_任务要求_
请将下方关于达·芬奇的短文中自“天才究竟因何而生?据传达·芬”起至“畏,自此不碰画笔,专事雕刻。”止的一段原样抄录。

天才究竟因何而生?据传达·芬奇从师学艺时异常刻苦,腰带上总是系着一个笔记本,本子上画满了人的面孔、躯干、动植物的速写,写满了寓言、格言以及哲学、科学和文学札记。虽然他师从佛罗伦萨著名的画家、雕刻家安德烈·委罗基奥,但实际上委氏的绘画生涯却早早因他绽放的光芒而终结。一部《基督洗礼》由当时的师徒二人合作完成,达·芬奇负责画其中一个天使并因此初露锋芒。他笔下的天使形态自然,表情活泼,栩栩如生,一扫中世纪以来宗教画作人物形象刻板、表情定式之阴霾。委氏对这个年轻学生惊人的技艺赞叹不已,深觉后生可畏,自此不碰画笔,专事雕刻。
天才往往是不世出的精品,唯有上帝才知道精神与意境这类东西是如何跨越时空在陌生人之间流转的。想象一下当青年达·芬奇驻足于卡兰奇卡小教堂壁画前,那个透视画法、衣纹下准确表现人体结构、广泛应用明暗技巧之第一人,像流星一样存在于绘画史的天才马萨乔是不是正应了上帝之意旨将自己未竟的天赋在这一刻一并让渡于他。完美的人物造型、空间的表现、画面的构图以及生动的写实主义气息,成为后世达·芬奇的绘画风格。

_数据集_

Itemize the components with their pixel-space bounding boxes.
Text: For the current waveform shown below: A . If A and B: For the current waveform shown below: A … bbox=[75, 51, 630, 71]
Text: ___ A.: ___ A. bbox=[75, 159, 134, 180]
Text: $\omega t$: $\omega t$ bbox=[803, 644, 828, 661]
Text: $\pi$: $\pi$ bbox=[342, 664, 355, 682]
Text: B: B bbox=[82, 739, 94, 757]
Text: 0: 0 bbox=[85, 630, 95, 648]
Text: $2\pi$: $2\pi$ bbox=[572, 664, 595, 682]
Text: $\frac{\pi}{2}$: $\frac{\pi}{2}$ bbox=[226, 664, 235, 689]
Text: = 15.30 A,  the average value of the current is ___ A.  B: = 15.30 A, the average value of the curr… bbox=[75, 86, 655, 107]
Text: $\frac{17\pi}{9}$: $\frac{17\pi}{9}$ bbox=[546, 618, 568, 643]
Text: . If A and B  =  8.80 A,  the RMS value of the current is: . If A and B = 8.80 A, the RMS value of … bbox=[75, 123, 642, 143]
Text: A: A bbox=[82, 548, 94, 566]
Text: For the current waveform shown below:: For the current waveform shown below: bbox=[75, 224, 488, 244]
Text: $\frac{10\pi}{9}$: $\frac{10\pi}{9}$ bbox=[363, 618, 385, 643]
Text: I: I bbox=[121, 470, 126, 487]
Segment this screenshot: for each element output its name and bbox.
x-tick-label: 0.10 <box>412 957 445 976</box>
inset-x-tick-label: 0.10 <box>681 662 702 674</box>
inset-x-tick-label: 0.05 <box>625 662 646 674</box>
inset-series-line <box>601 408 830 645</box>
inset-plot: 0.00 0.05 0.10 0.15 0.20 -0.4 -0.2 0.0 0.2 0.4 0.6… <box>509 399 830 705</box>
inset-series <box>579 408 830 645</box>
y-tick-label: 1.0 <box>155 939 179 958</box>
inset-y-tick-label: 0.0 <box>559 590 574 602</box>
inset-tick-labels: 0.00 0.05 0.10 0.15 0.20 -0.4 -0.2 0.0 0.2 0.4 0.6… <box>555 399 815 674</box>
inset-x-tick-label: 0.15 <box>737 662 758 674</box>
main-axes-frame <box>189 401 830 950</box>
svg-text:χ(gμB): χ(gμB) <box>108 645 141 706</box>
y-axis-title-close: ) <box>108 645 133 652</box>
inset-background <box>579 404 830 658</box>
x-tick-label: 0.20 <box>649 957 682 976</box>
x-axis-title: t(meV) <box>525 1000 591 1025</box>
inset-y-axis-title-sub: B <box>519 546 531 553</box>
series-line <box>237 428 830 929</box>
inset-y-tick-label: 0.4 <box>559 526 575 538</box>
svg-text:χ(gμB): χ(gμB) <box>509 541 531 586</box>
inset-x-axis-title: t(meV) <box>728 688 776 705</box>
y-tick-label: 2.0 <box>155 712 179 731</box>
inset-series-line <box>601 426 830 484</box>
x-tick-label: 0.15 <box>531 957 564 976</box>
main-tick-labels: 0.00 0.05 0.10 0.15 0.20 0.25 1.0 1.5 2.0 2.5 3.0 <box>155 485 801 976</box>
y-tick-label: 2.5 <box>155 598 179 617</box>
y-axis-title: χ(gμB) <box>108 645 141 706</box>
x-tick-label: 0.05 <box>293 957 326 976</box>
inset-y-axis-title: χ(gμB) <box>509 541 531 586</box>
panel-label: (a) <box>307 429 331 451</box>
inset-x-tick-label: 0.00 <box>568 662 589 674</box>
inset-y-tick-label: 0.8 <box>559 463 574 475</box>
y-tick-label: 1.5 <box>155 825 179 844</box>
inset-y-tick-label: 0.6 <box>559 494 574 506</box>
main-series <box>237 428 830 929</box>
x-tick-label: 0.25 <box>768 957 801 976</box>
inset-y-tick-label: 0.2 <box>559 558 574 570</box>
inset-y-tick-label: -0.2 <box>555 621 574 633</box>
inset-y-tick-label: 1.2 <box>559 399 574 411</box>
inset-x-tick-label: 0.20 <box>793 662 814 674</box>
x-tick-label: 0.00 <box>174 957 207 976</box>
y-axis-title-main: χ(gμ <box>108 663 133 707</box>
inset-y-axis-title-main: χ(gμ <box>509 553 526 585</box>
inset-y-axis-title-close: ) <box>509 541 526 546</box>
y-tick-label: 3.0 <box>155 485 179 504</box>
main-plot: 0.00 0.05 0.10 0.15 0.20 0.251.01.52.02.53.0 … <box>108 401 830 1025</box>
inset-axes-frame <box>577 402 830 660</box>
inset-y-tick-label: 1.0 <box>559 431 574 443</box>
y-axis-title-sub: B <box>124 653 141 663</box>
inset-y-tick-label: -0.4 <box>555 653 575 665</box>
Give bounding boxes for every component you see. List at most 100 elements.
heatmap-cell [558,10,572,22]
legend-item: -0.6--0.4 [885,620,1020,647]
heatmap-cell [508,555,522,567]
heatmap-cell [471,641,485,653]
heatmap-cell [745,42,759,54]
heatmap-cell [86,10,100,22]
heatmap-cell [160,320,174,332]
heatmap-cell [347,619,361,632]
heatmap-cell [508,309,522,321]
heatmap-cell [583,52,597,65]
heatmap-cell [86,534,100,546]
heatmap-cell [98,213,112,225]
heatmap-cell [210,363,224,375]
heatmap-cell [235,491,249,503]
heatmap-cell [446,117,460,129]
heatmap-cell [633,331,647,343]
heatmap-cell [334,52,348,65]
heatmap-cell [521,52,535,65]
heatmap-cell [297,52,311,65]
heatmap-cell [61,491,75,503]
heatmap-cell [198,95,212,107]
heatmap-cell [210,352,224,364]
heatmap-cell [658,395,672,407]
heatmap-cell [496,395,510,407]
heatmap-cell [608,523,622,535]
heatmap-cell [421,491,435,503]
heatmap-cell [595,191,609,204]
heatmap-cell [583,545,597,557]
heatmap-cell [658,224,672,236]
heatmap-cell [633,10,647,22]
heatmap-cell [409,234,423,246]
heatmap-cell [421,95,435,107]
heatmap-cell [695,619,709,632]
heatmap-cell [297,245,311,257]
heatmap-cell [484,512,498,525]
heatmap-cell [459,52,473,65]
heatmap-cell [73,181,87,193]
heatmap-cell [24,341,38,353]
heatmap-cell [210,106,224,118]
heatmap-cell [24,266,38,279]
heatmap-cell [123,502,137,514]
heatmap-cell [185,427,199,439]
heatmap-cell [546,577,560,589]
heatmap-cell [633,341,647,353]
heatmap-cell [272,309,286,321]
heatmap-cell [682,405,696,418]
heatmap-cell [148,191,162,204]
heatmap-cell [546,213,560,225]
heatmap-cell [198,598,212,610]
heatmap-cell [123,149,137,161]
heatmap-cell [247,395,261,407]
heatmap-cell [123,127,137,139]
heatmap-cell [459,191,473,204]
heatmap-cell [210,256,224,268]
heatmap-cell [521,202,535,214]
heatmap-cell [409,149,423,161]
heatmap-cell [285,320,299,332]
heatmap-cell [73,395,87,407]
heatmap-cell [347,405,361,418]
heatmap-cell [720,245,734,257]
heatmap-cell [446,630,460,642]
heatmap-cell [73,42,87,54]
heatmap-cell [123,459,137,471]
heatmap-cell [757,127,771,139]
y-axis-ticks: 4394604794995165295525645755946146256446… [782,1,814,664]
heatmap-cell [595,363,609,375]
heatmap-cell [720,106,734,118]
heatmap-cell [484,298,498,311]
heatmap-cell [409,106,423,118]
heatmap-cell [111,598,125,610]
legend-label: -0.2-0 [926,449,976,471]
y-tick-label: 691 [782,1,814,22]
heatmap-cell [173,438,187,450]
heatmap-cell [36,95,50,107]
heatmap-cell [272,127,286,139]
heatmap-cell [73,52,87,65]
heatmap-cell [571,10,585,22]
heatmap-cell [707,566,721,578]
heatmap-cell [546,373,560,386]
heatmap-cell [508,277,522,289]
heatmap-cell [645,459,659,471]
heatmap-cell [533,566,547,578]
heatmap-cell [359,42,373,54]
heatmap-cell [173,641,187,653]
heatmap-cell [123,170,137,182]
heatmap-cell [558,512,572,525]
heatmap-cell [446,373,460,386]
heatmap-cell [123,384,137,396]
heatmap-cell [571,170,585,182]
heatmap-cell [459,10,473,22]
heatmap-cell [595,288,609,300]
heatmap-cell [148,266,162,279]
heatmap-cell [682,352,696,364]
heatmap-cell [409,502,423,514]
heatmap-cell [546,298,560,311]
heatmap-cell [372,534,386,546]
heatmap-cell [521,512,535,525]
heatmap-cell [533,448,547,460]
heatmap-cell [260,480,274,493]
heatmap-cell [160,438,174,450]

_参考答案_
天才究竟因何而生?据传达·芬奇从师学艺时异常刻苦,腰带上总是系着一个笔记本,本子上画满了人的面孔、躯干、动植物的速写,写满了寓言、格言以及哲学、科学和文学札记。虽然他师从佛罗伦萨著名的画家、雕刻家安德烈·委罗基奥,但实际上委氏的绘画生涯却早早因他绽放的光芒而终结。一部《基督洗礼》由当时的师徒二人合作完成,达·芬奇负责画其中一个天使并因此初露锋芒。他笔下的天使形态自然,表情活泼,栩栩如生,一扫中世纪以来宗教画作人物形象刻板、表情定式之阴霾。委氏对这个年轻学生惊人的技艺赞叹不已,深觉后生可畏,自此不碰画笔,专事雕刻。